## Task description
Every line below that holds the string "démarrage" should be copied out.

## Data for the task
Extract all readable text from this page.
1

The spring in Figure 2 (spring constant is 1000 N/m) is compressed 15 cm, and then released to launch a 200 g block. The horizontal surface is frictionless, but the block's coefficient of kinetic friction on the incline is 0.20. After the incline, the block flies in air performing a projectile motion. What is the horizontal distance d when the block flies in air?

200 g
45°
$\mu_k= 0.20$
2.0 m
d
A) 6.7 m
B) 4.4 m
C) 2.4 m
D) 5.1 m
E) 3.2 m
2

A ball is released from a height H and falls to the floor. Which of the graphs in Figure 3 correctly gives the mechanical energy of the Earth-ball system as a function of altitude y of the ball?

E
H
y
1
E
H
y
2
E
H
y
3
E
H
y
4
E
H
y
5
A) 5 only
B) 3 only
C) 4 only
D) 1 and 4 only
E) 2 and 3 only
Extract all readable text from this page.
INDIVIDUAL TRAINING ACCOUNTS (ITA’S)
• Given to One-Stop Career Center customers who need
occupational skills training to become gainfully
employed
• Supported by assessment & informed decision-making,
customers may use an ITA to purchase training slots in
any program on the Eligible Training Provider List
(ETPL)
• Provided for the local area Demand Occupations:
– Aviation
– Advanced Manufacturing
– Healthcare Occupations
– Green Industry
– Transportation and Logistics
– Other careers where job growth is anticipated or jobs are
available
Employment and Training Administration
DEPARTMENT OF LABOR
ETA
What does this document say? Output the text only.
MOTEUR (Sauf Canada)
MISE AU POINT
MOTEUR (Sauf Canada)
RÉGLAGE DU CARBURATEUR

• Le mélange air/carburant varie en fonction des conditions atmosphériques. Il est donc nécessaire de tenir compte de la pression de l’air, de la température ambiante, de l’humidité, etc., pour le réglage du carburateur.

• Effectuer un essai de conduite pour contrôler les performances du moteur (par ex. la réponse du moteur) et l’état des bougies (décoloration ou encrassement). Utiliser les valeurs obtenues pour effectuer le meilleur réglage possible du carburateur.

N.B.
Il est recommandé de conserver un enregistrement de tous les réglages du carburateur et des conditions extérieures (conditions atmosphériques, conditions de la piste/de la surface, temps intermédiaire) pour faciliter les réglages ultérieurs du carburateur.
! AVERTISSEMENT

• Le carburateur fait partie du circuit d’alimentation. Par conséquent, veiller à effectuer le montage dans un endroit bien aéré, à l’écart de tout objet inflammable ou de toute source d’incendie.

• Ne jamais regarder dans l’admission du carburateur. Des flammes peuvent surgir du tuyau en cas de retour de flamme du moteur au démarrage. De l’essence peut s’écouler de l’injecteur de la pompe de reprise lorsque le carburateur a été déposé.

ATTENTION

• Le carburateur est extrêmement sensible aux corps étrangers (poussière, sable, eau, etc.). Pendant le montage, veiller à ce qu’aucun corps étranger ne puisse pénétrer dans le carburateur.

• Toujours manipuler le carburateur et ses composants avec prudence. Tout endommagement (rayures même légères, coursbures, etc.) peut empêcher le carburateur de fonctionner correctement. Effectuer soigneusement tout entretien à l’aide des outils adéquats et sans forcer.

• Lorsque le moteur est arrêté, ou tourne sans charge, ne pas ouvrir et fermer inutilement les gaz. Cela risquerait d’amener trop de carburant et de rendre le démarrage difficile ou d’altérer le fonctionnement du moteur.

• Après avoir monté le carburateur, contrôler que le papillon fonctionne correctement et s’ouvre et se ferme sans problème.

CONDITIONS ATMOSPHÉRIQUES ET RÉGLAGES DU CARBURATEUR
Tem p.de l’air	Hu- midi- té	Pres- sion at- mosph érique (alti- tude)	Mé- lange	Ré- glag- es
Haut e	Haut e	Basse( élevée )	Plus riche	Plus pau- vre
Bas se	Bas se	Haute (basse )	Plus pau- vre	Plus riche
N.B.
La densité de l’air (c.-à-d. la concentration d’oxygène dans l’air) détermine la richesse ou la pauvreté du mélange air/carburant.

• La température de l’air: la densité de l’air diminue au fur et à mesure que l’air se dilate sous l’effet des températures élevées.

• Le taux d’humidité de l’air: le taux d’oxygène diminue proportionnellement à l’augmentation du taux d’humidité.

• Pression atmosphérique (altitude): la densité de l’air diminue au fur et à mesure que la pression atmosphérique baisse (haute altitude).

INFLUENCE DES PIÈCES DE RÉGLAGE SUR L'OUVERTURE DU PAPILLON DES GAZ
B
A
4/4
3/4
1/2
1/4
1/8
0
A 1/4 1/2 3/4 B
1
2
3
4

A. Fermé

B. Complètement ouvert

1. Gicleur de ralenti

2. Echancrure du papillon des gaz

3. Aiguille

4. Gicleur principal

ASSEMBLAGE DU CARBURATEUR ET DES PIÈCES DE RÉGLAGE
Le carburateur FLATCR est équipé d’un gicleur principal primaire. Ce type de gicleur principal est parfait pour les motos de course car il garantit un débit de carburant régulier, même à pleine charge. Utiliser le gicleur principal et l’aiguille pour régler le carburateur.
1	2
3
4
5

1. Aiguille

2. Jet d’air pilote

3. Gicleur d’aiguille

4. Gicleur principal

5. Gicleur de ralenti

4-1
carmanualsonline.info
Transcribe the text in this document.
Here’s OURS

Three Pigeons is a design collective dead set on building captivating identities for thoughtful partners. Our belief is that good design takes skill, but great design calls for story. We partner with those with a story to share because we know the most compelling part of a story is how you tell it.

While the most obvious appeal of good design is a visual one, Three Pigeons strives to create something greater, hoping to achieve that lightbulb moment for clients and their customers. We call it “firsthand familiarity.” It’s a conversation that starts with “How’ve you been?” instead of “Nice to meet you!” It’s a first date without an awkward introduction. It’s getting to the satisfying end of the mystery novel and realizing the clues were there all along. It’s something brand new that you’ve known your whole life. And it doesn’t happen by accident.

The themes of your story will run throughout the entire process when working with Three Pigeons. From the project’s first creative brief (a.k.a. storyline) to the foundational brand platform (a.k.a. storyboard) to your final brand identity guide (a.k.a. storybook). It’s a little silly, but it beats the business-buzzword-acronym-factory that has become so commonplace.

## Output of the exercise
• Ne jamais regarder dans l’admission du carburateur. Des flammes peuvent surgir du tuyau en cas de retour de flamme du moteur au démarrage. De l’essence peut s’écouler de l’injecteur de la pompe de reprise lorsque le carburateur a été déposé.
• Lorsque le moteur est arrêté, ou tourne sans charge, ne pas ouvrir et fermer inutilement les gaz. Cela risquerait d’amener trop de carburant et de rendre le démarrage difficile ou d’altérer le fonctionnement du moteur.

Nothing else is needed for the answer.